> _Records for the task_:
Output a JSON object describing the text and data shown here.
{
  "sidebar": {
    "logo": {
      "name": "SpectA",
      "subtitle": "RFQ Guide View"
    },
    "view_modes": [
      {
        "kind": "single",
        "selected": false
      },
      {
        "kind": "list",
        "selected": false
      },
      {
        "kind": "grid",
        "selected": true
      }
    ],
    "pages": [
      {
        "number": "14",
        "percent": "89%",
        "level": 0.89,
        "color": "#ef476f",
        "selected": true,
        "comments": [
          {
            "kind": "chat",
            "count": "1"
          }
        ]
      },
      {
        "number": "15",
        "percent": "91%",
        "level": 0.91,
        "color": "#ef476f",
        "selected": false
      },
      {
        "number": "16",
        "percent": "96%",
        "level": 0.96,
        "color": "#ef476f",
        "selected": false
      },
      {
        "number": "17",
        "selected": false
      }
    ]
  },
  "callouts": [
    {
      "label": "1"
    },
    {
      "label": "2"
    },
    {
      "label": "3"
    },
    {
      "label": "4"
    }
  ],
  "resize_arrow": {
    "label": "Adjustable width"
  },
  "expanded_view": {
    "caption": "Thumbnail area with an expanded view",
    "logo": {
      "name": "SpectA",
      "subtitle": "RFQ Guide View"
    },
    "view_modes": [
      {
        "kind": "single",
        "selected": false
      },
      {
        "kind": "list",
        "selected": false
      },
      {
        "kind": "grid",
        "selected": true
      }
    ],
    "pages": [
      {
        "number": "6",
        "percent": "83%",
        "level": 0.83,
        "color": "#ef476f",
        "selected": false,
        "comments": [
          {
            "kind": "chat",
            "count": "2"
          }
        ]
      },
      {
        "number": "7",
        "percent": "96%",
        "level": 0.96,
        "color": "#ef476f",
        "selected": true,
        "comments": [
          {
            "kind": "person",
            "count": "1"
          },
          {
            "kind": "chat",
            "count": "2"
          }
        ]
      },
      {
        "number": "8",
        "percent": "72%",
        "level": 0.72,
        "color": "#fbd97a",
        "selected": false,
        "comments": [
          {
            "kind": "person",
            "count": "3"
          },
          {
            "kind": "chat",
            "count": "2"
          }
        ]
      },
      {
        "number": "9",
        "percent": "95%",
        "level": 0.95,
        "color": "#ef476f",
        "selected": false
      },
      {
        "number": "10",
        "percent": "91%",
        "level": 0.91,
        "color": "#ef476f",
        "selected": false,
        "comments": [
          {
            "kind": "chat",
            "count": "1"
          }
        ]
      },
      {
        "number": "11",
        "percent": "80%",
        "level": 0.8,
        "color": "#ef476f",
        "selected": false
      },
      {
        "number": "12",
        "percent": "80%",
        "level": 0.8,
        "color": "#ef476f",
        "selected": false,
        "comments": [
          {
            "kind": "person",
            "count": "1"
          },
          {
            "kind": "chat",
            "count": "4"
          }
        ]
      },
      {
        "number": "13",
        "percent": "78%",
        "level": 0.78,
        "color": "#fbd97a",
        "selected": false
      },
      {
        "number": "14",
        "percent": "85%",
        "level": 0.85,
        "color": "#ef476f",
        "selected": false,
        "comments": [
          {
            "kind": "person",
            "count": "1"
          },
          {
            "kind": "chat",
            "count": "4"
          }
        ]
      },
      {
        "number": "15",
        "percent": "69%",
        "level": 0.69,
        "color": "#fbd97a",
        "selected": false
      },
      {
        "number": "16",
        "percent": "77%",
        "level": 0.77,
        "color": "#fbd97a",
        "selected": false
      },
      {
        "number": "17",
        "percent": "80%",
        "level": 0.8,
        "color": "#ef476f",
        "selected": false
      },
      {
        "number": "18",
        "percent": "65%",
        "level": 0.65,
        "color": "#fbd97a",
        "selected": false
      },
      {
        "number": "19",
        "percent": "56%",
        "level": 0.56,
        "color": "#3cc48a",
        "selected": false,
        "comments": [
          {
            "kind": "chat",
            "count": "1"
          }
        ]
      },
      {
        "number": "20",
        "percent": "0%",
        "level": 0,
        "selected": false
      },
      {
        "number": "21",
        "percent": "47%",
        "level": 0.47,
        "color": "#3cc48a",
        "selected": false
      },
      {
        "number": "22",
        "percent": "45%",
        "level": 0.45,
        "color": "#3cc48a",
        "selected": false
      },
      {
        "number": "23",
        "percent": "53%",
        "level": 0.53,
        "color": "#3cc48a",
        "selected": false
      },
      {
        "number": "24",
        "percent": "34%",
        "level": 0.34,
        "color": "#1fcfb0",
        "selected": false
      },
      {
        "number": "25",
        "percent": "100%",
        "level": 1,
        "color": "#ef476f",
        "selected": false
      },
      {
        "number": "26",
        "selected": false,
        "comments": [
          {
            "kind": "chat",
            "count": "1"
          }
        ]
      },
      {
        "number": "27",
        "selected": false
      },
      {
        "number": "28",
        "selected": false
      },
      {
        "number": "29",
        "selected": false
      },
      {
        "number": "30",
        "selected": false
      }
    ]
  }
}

> _Task prompt_:
Copy each entry exactly, with nothing added or dropped.

> _Output for this exercise_:
Output a JSON object describing the text and data shown here.
{
  "sidebar": {
    "logo": {
      "name": "SpectA",
      "subtitle": "RFQ Guide View"
    },
    "view_modes": [
      {
        "kind": "single",
        "selected": false
      },
      {
        "kind": "list",
        "selected": false
      },
      {
        "kind": "grid",
        "selected": true
      }
    ],
    "pages": [
      {
        "number": "14",
        "percent": "89%",
        "level": 0.89,
        "color": "#ef476f",
        "selected": true,
        "comments": [
          {
            "kind": "chat",
            "count": "1"
          }
        ]
      },
      {
        "number": "15",
        "percent": "91%",
        "level": 0.91,
        "color": "#ef476f",
        "selected": false
      },
      {
        "number": "16",
        "percent": "96%",
        "level": 0.96,
        "color": "#ef476f",
        "selected": false
      },
      {
        "number": "17",
        "selected": false
      }
    ]
  },
  "callouts": [
    {
      "label": "1"
    },
    {
      "label": "2"
    },
    {
      "label": "3"
    },
    {
      "label": "4"
    }
  ],
  "resize_arrow": {
    "label": "Adjustable width"
  },
  "expanded_view": {
    "caption": "Thumbnail area with an expanded view",
    "logo": {
      "name": "SpectA",
      "subtitle": "RFQ Guide View"
    },
    "view_modes": [
      {
        "kind": "single",
        "selected": false
      },
      {
        "kind": "list",
        "selected": false
      },
      {
        "kind": "grid",
        "selected": true
      }
    ],
    "pages": [
      {
        "number": "6",
        "percent": "83%",
        "level": 0.83,
        "color": "#ef476f",
        "selected": false,
        "comments": [
          {
            "kind": "chat",
            "count": "2"
          }
        ]
      },
      {
        "number": "7",
        "percent": "96%",
        "level": 0.96,
        "color": "#ef476f",
        "selected": true,
        "comments": [
          {
            "kind": "person",
            "count": "1"
          },
          {
            "kind": "chat",
            "count": "2"
          }
        ]
      },
      {
        "number": "8",
        "percent": "72%",
        "level": 0.72,
        "color": "#fbd97a",
        "selected": false,
        "comments": [
          {
            "kind": "person",
            "count": "3"
          },
          {
            "kind": "chat",
            "count": "2"
          }
        ]
      },
      {
        "number": "9",
        "percent": "95%",
        "level": 0.95,
        "color": "#ef476f",
        "selected": false
      },
      {
        "number": "10",
        "percent": "91%",
        "level": 0.91,
        "color": "#ef476f",
        "selected": false,
        "comments": [
          {
            "kind": "chat",
            "count": "1"
          }
        ]
      },
      {
        "number": "11",
        "percent": "80%",
        "level": 0.8,
        "color": "#ef476f",
        "selected": false
      },
      {
        "number": "12",
        "percent": "80%",
        "level": 0.8,
        "color": "#ef476f",
        "selected": false,
        "comments": [
          {
            "kind": "person",
            "count": "1"
          },
          {
            "kind": "chat",
            "count": "4"
          }
        ]
      },
      {
        "number": "13",
        "percent": "78%",
        "level": 0.78,
        "color": "#fbd97a",
        "selected": false
      },
      {
        "number": "14",
        "percent": "85%",
        "level": 0.85,
        "color": "#ef476f",
        "selected": false,
        "comments": [
          {
            "kind": "person",
            "count": "1"
          },
          {
            "kind": "chat",
            "count": "4"
          }
        ]
      },
      {
        "number": "15",
        "percent": "69%",
        "level": 0.69,
        "color": "#fbd97a",
        "selected": false
      },
      {
        "number": "16",
        "percent": "77%",
        "level": 0.77,
        "color": "#fbd97a",
        "selected": false
      },
      {
        "number": "17",
        "percent": "80%",
        "level": 0.8,
        "color": "#ef476f",
        "selected": false
      },
      {
        "number": "18",
        "percent": "65%",
        "level": 0.65,
        "color": "#fbd97a",
        "selected": false
      },
      {
        "number": "19",
        "percent": "56%",
        "level": 0.56,
        "color": "#3cc48a",
        "selected": false,
        "comments": [
          {
            "kind": "chat",
            "count": "1"
          }
        ]
      },
      {
        "number": "20",
        "percent": "0%",
        "level": 0,
        "selected": false
      },
      {
        "number": "21",
        "percent": "47%",
        "level": 0.47,
        "color": "#3cc48a",
        "selected": false
      },
      {
        "number": "22",
        "percent": "45%",
        "level": 0.45,
        "color": "#3cc48a",
        "selected": false
      },
      {
        "number": "23",
        "percent": "53%",
        "level": 0.53,
        "color": "#3cc48a",
        "selected": false
      },
      {
        "number": "24",
        "percent": "34%",
        "level": 0.34,
        "color": "#1fcfb0",
        "selected": false
      },
      {
        "number": "25",
        "percent": "100%",
        "level": 1,
        "color": "#ef476f",
        "selected": false
      },
      {
        "number": "26",
        "selected": false,
        "comments": [
          {
            "kind": "chat",
            "count": "1"
          }
        ]
      },
      {
        "number": "27",
        "selected": false
      },
      {
        "number": "28",
        "selected": false
      },
      {
        "number": "29",
        "selected": false
      },
      {
        "number": "30",
        "selected": false
      }
    ]
  }
}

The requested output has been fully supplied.